**WORK REQUIRED**. Pull out every line below that holds the word "this".

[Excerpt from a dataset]
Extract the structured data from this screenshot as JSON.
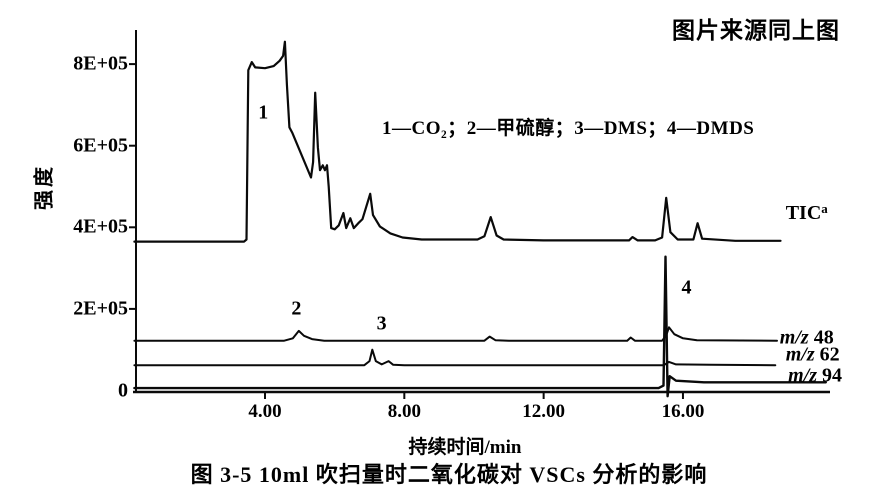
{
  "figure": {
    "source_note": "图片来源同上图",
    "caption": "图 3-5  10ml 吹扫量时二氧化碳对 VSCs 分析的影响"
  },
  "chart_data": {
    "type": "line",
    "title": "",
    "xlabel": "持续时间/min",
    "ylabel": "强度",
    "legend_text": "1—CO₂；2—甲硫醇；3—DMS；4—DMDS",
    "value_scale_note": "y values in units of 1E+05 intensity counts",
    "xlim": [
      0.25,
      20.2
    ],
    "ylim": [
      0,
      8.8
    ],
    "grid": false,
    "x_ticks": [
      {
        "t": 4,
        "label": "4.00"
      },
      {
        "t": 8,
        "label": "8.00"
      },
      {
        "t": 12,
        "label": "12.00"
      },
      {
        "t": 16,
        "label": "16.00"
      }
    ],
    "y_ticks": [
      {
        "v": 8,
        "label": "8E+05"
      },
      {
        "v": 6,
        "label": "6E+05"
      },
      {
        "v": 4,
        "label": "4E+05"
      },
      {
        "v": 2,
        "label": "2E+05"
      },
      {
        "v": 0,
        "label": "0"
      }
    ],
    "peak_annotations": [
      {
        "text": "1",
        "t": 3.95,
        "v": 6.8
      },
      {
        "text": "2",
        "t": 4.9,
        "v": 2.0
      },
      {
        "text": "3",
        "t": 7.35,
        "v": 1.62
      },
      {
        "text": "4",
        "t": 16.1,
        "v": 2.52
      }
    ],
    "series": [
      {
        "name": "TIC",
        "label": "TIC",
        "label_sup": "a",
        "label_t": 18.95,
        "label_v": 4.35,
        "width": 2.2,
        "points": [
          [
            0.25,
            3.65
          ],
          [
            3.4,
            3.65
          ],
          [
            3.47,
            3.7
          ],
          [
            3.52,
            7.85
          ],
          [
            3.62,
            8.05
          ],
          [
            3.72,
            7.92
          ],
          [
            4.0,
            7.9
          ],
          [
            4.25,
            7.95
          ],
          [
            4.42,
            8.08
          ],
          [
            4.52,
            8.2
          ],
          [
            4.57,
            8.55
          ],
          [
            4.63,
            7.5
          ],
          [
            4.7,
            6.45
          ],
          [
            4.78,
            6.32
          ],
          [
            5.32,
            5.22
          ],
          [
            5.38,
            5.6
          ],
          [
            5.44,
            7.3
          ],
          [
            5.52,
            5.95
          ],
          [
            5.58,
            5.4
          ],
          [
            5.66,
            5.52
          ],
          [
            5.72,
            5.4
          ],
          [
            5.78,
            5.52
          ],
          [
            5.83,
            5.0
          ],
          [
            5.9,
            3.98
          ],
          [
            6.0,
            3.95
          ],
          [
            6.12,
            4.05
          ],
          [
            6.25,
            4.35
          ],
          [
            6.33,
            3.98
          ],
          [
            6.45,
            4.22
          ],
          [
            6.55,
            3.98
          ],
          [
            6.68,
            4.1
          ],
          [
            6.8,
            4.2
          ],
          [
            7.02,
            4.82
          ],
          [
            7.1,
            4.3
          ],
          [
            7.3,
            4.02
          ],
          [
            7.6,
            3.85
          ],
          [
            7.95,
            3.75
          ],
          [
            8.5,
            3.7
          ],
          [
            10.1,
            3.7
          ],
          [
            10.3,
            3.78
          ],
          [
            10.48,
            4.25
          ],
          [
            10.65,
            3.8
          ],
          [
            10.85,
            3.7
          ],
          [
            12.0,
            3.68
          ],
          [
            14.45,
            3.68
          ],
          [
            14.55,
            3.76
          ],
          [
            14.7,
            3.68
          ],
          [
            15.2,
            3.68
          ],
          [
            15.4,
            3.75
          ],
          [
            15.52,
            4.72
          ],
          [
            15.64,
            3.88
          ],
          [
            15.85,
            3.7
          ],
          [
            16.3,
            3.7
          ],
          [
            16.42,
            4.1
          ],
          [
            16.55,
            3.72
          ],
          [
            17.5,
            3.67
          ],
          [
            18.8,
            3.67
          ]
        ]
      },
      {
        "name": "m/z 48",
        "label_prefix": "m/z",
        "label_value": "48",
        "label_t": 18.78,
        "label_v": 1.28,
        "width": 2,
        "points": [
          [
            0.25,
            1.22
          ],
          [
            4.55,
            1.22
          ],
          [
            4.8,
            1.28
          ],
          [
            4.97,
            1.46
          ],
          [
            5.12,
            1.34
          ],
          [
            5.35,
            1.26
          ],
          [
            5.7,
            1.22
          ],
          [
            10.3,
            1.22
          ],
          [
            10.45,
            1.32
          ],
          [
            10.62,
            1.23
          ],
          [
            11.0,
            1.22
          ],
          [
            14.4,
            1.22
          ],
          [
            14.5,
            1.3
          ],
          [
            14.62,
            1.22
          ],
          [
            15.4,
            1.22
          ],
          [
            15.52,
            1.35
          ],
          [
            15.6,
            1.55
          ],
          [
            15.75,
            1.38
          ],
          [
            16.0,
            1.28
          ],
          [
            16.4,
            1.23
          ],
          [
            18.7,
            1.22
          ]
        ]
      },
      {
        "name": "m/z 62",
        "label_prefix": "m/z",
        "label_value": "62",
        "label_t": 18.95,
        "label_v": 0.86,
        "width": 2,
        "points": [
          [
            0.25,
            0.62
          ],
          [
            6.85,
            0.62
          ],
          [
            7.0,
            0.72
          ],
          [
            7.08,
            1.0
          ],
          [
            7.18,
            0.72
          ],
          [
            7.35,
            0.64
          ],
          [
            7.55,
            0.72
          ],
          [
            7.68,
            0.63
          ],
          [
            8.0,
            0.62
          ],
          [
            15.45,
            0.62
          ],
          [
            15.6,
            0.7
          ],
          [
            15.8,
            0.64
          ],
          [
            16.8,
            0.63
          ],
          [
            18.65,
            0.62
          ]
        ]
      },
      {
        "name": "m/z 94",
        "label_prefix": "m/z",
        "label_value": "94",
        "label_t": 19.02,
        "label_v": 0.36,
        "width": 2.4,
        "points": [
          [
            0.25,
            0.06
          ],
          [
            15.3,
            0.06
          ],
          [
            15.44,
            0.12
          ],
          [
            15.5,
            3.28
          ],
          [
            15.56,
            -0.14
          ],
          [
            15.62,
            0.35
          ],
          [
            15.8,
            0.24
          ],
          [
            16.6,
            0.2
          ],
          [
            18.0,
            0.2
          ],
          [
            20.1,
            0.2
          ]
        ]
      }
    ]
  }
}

...

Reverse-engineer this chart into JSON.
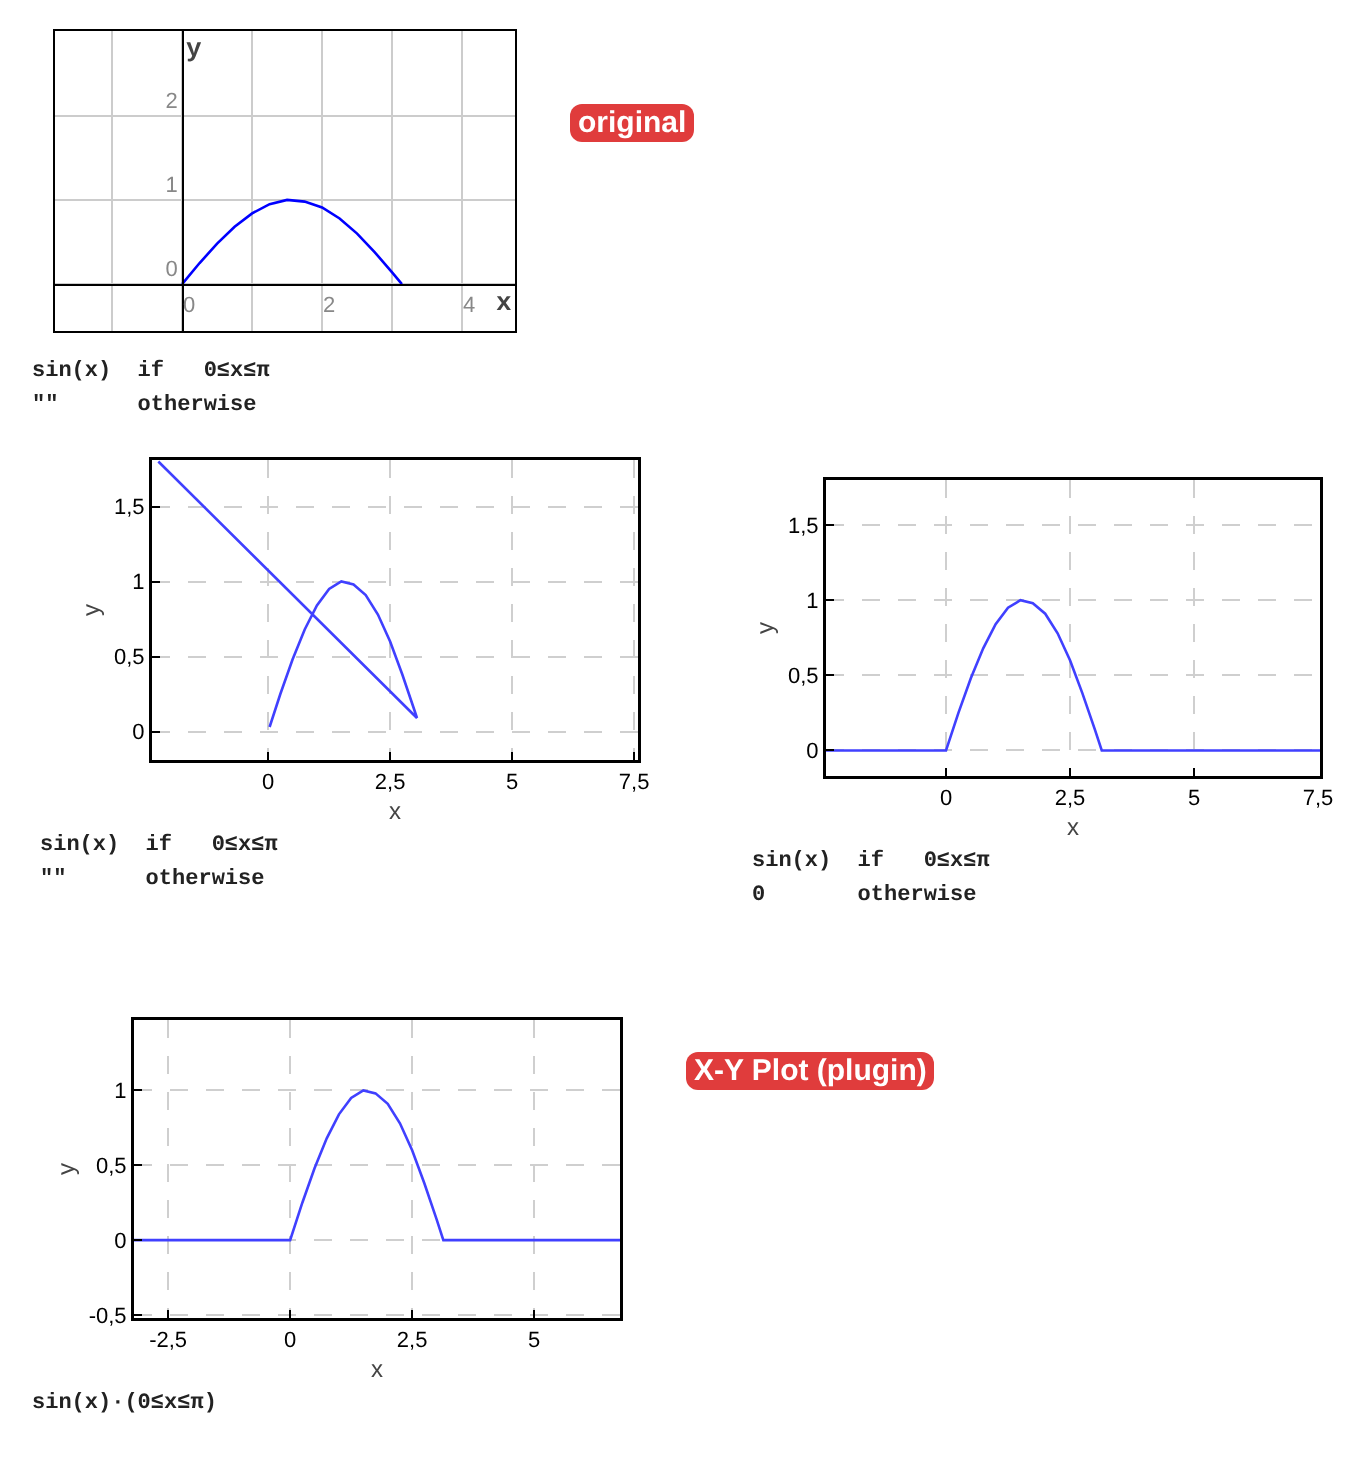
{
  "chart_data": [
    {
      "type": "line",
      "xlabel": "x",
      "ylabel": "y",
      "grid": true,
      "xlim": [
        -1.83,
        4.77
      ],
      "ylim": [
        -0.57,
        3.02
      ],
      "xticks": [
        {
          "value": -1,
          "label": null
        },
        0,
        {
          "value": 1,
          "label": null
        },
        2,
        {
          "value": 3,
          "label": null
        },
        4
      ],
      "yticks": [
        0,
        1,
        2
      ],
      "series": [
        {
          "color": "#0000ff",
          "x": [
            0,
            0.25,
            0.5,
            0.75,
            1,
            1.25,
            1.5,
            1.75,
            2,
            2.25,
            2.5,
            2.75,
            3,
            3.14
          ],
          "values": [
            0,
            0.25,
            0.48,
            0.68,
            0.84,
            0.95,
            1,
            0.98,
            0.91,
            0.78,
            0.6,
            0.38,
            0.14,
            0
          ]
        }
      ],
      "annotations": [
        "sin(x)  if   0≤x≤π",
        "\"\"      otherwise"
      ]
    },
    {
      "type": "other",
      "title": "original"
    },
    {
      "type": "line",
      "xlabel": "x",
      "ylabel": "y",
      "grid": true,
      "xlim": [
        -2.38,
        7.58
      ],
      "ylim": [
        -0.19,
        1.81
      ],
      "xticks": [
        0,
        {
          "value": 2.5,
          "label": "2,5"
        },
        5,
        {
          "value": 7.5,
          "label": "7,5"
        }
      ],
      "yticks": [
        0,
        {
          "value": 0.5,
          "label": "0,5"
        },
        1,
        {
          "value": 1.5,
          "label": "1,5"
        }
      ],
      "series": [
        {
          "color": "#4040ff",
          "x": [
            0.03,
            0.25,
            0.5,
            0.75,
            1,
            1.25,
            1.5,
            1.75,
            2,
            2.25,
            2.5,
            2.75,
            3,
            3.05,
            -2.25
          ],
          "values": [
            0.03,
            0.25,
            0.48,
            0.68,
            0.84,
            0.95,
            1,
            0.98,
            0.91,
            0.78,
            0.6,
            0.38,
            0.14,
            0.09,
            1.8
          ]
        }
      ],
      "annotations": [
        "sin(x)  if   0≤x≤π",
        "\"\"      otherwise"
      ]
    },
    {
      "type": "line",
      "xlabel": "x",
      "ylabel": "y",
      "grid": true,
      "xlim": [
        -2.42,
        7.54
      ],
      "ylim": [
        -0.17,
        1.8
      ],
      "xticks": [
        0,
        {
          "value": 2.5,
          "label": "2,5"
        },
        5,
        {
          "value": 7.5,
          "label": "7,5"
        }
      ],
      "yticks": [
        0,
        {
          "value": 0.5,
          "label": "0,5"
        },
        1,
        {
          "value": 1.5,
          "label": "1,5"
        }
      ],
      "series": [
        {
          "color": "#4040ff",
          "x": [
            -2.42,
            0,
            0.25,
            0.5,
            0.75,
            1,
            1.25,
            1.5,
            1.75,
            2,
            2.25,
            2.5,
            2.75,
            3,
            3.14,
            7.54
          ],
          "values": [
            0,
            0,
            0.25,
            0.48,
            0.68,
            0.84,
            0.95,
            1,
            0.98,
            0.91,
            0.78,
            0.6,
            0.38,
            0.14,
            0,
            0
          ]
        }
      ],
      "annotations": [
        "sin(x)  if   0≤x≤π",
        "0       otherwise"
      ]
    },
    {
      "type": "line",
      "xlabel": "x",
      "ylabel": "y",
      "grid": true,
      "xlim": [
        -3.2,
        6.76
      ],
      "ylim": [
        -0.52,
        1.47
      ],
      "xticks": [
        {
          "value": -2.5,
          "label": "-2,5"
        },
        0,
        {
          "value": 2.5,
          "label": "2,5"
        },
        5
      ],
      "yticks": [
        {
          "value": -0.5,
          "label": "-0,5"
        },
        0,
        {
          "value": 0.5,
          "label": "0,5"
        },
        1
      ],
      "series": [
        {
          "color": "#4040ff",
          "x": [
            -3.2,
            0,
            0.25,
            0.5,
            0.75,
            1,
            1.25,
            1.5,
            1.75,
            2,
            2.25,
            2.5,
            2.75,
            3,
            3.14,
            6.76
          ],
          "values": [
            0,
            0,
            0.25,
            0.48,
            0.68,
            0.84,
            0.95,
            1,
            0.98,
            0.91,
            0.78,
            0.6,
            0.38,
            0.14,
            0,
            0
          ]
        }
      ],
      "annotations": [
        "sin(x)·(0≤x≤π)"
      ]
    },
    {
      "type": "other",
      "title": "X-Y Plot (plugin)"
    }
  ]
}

**SOLVED EXERCISE**.
Extract the structured data from this screenshot as JSON.
Reverse-engineer this chart into JSON.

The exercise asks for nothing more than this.